> [Exercise details] Copy out each line of the data that holds the word "document".
──────── Items ────────
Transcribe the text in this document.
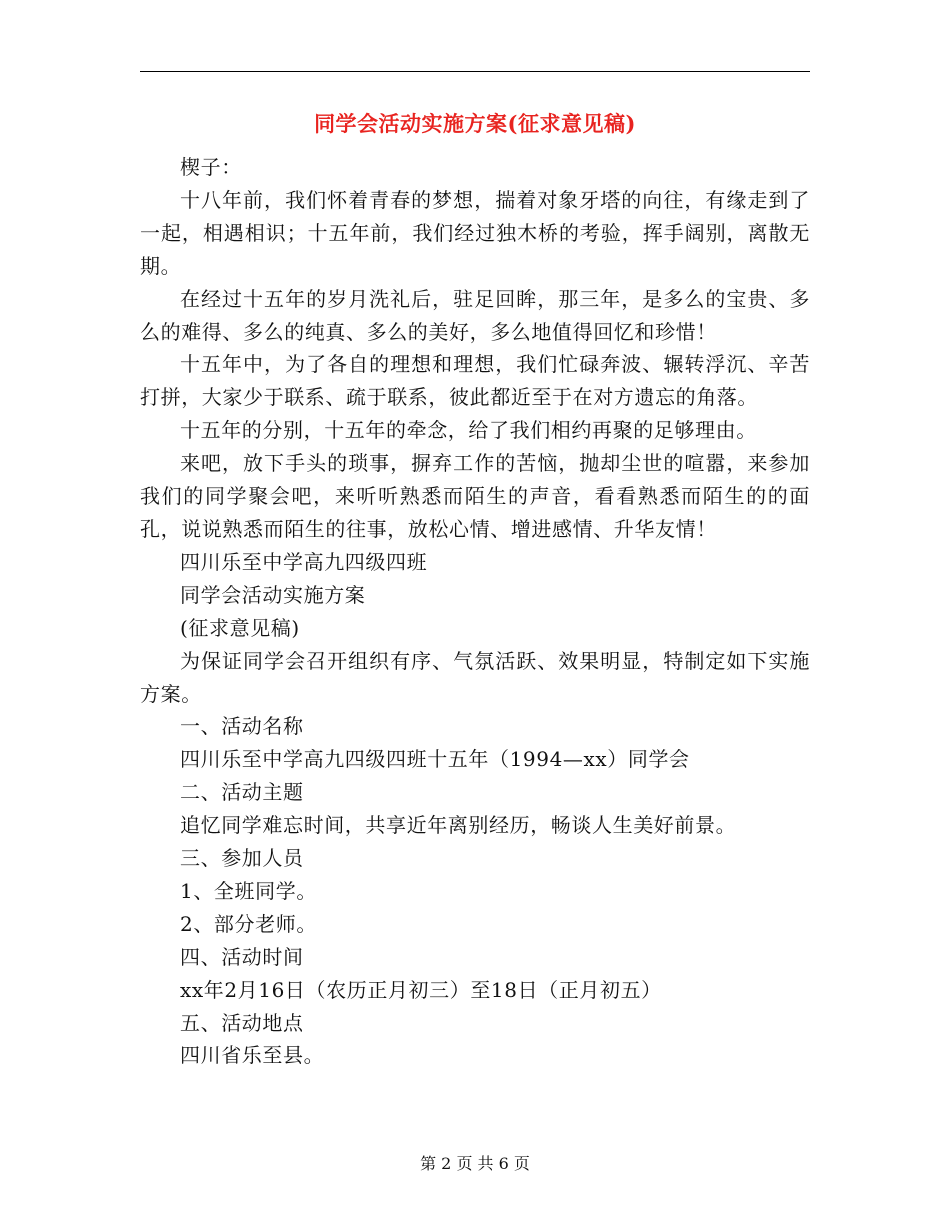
同学会活动实施方案(征求意见稿)

楔子：

十八年前，我们怀着青春的梦想，揣着对象牙塔的向往，有缘走到了一起，相遇相识；十五年前，我们经过独木桥的考验，挥手阔别，离散无期。

在经过十五年的岁月洗礼后，驻足回眸，那三年，是多么的宝贵、多么的难得、多么的纯真、多么的美好，多么地值得回忆和珍惜！

十五年中，为了各自的理想和理想，我们忙碌奔波、辗转浮沉、辛苦打拼，大家少于联系、疏于联系，彼此都近至于在对方遗忘的角落。

十五年的分别，十五年的牵念，给了我们相约再聚的足够理由。

来吧，放下手头的琐事，摒弃工作的苦恼，抛却尘世的喧嚣，来参加我们的同学聚会吧，来听听熟悉而陌生的声音，看看熟悉而陌生的的面孔，说说熟悉而陌生的往事，放松心情、增进感情、升华友情！

四川乐至中学高九四级四班

同学会活动实施方案

(征求意见稿)

为保证同学会召开组织有序、气氛活跃、效果明显，特制定如下实施方案。

一、活动名称

四川乐至中学高九四级四班十五年（1994—xx）同学会

二、活动主题

追忆同学难忘时间，共享近年离别经历，畅谈人生美好前景。

三、参加人员

1、全班同学。

2、部分老师。

四、活动时间

xx年2月16日（农历正月初三）至18日（正月初五）

五、活动地点

四川省乐至县。

第 2 页 共 6 页
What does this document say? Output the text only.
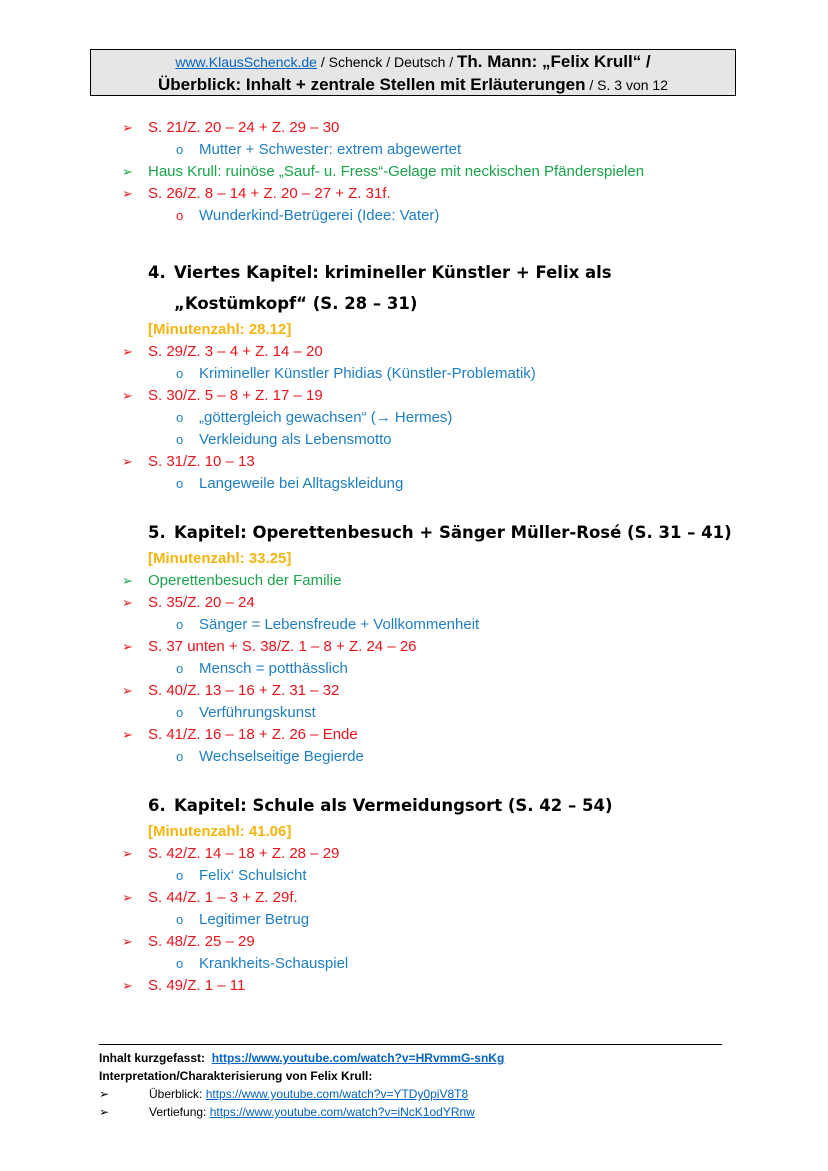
www.KlausSchenck.de / Schenck / Deutsch / Th. Mann: „Felix Krull“ /
Überblick: Inhalt + zentrale Stellen mit Erläuterungen / S. 3 von 12
➢ S. 21/Z. 20 – 24 + Z. 29 – 30
o Mutter + Schwester: extrem abgewertet
➢ Haus Krull: ruinöse „Sauf- u. Fress“-Gelage mit neckischen Pfänderspielen
➢ S. 26/Z. 8 – 14 + Z. 20 – 27 + Z. 31f.
o Wunderkind-Betrügerei (Idee: Vater)
4. Viertes Kapitel: krimineller Künstler + Felix als
„Kostümkopf“ (S. 28 – 31)
[Minutenzahl: 28.12]
➢ S. 29/Z. 3 – 4 + Z. 14 – 20
o Krimineller Künstler Phidias (Künstler-Problematik)
➢ S. 30/Z. 5 – 8 + Z. 17 – 19
o „göttergleich gewachsen“ (→ Hermes)
o Verkleidung als Lebensmotto
➢ S. 31/Z. 10 – 13
o Langeweile bei Alltagskleidung
5. Kapitel: Operettenbesuch + Sänger Müller-Rosé (S. 31 – 41)
[Minutenzahl: 33.25]
➢ Operettenbesuch der Familie
➢ S. 35/Z. 20 – 24
o Sänger = Lebensfreude + Vollkommenheit
➢ S. 37 unten + S. 38/Z. 1 – 8 + Z. 24 – 26
o Mensch = potthässlich
➢ S. 40/Z. 13 – 16 + Z. 31 – 32
o Verführungskunst
➢ S. 41/Z. 16 – 18 + Z. 26 – Ende
o Wechselseitige Begierde
6. Kapitel: Schule als Vermeidungsort (S. 42 – 54)
[Minutenzahl: 41.06]
➢ S. 42/Z. 14 – 18 + Z. 28 – 29
o Felix‘ Schulsicht
➢ S. 44/Z. 1 – 3 + Z. 29f.
o Legitimer Betrug
➢ S. 48/Z. 25 – 29
o Krankheits-Schauspiel
➢ S. 49/Z. 1 – 11
Inhalt kurzgefasst: https://www.youtube.com/watch?v=HRvmmG-snKg
Interpretation/Charakterisierung von Felix Krull:
➢	Überblick: https://www.youtube.com/watch?v=YTDy0piV8T8
➢	Vertiefung: https://www.youtube.com/watch?v=iNcK1odYRnw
────────
> [Exercise result]
Transcribe the text in this document.
What does this document say? Output the text only.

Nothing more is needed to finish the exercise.